§ **WHAT THE TASK REQUIRES**
Each line from the one that contains "Enumerate this screenshot's" to the end of the material must be set down exactly, and no line before it.

§ **ROWS**
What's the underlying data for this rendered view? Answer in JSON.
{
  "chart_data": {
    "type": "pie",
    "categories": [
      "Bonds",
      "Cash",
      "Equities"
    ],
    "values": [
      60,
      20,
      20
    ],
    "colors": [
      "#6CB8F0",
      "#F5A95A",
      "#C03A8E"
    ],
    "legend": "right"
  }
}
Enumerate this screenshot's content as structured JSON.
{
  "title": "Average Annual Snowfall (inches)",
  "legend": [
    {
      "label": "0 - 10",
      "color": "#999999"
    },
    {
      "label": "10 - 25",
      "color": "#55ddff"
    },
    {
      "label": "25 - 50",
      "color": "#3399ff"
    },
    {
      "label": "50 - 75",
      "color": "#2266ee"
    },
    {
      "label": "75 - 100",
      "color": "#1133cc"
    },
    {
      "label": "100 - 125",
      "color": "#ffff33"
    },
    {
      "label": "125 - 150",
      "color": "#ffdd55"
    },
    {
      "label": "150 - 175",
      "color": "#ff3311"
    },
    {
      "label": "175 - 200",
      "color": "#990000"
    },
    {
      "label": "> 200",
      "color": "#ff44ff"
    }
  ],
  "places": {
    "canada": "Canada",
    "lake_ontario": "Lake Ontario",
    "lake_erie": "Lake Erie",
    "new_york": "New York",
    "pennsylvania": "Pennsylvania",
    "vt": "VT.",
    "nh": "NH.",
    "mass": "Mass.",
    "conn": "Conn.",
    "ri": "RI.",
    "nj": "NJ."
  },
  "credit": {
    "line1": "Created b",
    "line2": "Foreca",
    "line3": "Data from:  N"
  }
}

§ **EXPECTED ANSWER**
Enumerate this screenshot's content as structured JSON.
{
  "title": "Average Annual Snowfall (inches)",
  "legend": [
    {
      "label": "0 - 10",
      "color": "#999999"
    },
    {
      "label": "10 - 25",
      "color": "#55ddff"
    },
    {
      "label": "25 - 50",
      "color": "#3399ff"
    },
    {
      "label": "50 - 75",
      "color": "#2266ee"
    },
    {
      "label": "75 - 100",
      "color": "#1133cc"
    },
    {
      "label": "100 - 125",
      "color": "#ffff33"
    },
    {
      "label": "125 - 150",
      "color": "#ffdd55"
    },
    {
      "label": "150 - 175",
      "color": "#ff3311"
    },
    {
      "label": "175 - 200",
      "color": "#990000"
    },
    {
      "label": "> 200",
      "color": "#ff44ff"
    }
  ],
  "places": {
    "canada": "Canada",
    "lake_ontario": "Lake Ontario",
    "lake_erie": "Lake Erie",
    "new_york": "New York",
    "pennsylvania": "Pennsylvania",
    "vt": "VT.",
    "nh": "NH.",
    "mass": "Mass.",
    "conn": "Conn.",
    "ri": "RI.",
    "nj": "NJ."
  },
  "credit": {
    "line1": "Created b",
    "line2": "Foreca",
    "line3": "Data from:  N"
  }
}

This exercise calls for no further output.